◆ **WHAT YOU HAVE TO DO**
From the listing below, count the lines where the string "huono" occurs. Give the number, with no other words.

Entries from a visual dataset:
________

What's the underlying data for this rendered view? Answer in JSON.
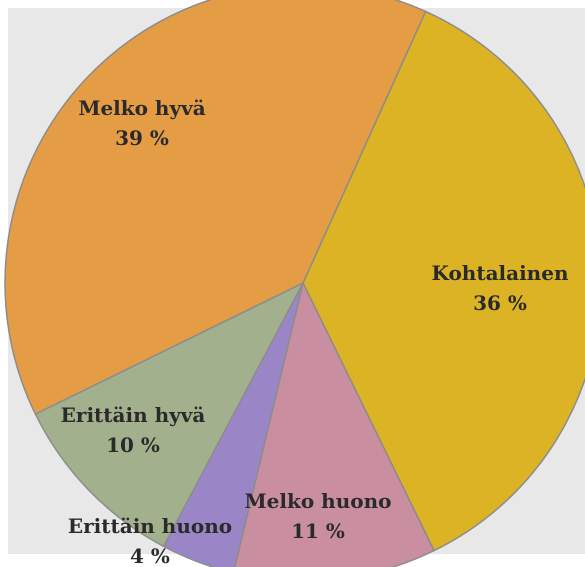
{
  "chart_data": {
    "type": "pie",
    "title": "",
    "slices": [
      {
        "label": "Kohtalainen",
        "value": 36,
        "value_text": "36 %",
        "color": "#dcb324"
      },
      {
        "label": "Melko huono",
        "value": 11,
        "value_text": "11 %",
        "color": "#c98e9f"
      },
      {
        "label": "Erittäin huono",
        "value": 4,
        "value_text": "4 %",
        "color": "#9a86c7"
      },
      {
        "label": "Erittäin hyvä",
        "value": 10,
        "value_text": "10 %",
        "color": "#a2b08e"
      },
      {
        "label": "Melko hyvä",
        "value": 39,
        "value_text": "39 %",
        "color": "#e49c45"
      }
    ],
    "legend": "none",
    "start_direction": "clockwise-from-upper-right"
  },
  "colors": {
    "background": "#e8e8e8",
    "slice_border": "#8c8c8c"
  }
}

________

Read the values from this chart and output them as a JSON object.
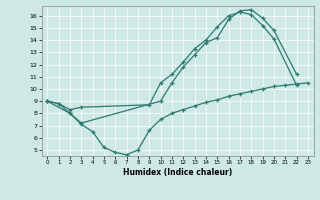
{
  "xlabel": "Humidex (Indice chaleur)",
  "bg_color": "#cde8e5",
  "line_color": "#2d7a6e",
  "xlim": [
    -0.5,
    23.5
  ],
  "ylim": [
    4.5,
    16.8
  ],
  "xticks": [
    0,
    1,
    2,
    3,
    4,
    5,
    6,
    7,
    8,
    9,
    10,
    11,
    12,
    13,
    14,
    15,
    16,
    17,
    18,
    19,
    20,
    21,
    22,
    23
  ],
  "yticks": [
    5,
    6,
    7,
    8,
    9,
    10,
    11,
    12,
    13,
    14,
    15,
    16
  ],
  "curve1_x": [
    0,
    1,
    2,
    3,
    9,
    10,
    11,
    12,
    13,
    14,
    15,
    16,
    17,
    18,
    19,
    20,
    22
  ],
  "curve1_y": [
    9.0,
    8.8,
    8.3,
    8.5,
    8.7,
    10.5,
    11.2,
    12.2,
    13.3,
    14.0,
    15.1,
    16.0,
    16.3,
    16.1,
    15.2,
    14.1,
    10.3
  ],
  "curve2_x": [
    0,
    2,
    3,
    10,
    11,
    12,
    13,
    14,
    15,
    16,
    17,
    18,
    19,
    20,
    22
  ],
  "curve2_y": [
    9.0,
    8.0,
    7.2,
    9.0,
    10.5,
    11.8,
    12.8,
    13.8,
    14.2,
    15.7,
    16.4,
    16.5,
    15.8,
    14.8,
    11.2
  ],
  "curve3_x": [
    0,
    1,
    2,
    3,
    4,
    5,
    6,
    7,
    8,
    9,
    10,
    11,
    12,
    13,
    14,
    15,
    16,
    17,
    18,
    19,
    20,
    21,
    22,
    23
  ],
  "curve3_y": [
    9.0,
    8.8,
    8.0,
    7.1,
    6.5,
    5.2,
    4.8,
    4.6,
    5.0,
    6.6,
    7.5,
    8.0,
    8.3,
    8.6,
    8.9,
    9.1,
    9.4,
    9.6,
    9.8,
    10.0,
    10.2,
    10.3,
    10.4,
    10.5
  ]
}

________

◆ **RESPONSE FOR THIS EXERCISE**
2